• **Directions**
[1] Rewrite the part of the report on Nigeria's import duty waivers that begins at the words "Comptroller-General of Customs, Bashir" and stops after "food intervention programmes.", swapping "military hardware" for "defense equipment".
[2] Continue the report on Nigeria's import duty waivers from the point where it stops.

• **Document section**
● ● ● ● ●

The Nigeria Customs Service has revealed that import duty waivers approved under the Federal Government’s Import Duty Exemption Certificate (IDEC) scheme surged to ₦34 trillion in 2025, significantly reducing the agency’s revenue potential despite record collections.
Comptroller-General of Customs, Bashir Adewale Adeniyi, disclosed this on Monday during an investigative hearing of the Senate Committee on Finance with revenue-generating agencies in Abuja. Adeniyi said while Customs remains one of Nigeria’s biggest revenue earners, government fiscal policies — particularly import duty exemptions — have substantially affected collections.
He identified the IDEC scheme, introduced in March 2020, as a major factor, noting that about 60 per cent of the approved waivers in 2025 covered military hardware imports exempted from duty in response to Nigeria’s security challenges. Other exemptions, he said, applied to imports of compressed natural gas (CNG), electric and hybrid vehicles, healthcare equipment and medical supplies, industrial machinery, manufacturing inputs and food intervention programmes.

● ● ● ● ●

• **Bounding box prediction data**

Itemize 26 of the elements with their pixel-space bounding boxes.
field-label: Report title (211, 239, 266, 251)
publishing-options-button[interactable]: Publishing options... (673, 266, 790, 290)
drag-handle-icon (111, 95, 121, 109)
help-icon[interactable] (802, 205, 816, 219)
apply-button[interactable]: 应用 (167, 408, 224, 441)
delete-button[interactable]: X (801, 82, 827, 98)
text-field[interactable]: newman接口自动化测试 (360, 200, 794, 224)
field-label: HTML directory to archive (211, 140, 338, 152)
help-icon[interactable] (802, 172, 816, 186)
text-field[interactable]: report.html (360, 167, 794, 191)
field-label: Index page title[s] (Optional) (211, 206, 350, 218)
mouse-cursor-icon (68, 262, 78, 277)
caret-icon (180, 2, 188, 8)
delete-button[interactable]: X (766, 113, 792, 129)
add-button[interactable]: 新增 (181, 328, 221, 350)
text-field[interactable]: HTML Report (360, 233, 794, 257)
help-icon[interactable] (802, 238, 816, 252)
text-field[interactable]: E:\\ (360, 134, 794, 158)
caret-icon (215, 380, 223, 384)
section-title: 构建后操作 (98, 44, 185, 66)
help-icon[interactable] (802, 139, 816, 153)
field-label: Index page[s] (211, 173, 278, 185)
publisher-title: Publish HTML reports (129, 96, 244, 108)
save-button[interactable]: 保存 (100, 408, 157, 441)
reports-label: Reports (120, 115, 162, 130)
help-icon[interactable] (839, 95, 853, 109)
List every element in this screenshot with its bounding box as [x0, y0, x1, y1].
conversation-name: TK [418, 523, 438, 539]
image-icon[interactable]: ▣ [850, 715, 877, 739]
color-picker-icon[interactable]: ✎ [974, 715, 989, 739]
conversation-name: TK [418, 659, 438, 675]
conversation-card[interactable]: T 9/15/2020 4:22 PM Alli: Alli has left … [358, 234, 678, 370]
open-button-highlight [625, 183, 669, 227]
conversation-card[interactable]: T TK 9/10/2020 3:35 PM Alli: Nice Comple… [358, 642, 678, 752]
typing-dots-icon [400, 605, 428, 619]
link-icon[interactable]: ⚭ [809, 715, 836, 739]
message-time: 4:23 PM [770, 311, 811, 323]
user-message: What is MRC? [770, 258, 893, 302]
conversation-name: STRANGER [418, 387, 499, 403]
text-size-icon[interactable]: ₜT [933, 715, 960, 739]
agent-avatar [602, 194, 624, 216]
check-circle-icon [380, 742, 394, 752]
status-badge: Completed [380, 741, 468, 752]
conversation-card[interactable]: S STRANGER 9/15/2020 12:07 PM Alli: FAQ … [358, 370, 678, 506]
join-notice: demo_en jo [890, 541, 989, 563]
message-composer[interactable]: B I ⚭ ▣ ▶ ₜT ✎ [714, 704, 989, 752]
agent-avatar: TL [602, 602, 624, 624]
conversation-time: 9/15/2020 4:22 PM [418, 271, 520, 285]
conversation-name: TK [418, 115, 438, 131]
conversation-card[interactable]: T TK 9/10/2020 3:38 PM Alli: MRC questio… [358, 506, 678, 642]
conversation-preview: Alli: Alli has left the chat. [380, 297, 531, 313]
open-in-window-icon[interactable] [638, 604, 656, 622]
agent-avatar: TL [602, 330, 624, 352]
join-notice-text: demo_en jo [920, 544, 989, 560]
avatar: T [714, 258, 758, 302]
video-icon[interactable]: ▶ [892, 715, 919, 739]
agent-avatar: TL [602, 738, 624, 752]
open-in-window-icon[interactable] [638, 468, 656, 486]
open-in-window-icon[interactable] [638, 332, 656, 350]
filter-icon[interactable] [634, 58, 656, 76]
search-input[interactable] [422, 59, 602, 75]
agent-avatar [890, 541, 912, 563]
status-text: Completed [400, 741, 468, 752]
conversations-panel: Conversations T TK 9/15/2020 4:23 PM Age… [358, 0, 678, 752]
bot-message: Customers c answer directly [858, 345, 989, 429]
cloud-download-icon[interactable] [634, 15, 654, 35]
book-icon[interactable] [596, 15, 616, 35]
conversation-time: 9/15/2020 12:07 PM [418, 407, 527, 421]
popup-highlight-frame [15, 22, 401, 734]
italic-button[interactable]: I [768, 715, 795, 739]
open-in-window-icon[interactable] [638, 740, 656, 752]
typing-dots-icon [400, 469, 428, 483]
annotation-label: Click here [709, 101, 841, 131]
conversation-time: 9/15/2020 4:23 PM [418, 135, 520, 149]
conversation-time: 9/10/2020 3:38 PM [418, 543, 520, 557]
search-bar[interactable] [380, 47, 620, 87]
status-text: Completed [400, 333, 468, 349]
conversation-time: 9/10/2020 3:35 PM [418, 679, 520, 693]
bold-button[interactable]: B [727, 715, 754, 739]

● ● ● ● ●

• **Responses for each task**
[1]
Comptroller-General of Customs, Bashir Adewale Adeniyi, disclosed this on Monday during an investigative hearing of the Senate Committee on Finance with revenue-generating agencies in Abuja. Adeniyi said while Customs remains one of Nigeria’s biggest revenue earners, government fiscal policies — particularly import duty exemptions — have substantially affected collections.
He identified the IDEC scheme, introduced in March 2020, as a major factor, noting that about 60 per cent of the approved waivers in 2025 covered defense equipment imports exempted from duty in response to Nigeria’s security challenges. Other exemptions, he said, applied to imports of compressed natural gas (CNG), electric and hybrid vehicles, healthcare equipment and medical supplies, industrial machinery, manufacturing inputs and food intervention programmes.

[2]
Adeniyi argued that the waivers should not be viewed solely as forgone revenue, saying they support critical national priorities, including security, healthcare, industrialisation and economic growth. He, however, called for tighter monitoring to ensure beneficiaries deliver on the objectives of the incentives, such as lowering consumer prices, expanding local manufacturing and improving access to essential healthcare.
The Customs boss also disclosed that the Service generated ₦4.5 trillion between January and 30 June 2026, against an annual revenue target of ₦11.04 trillion. The hearing also exposed disagreements over the remittance of operating surpluses by federal agencies.
The Fiscal Responsibility Commission alleged that Customs owed ₦8.9 billion in unremitted operating surplus dating back to 2019, an allegation the Service rejected.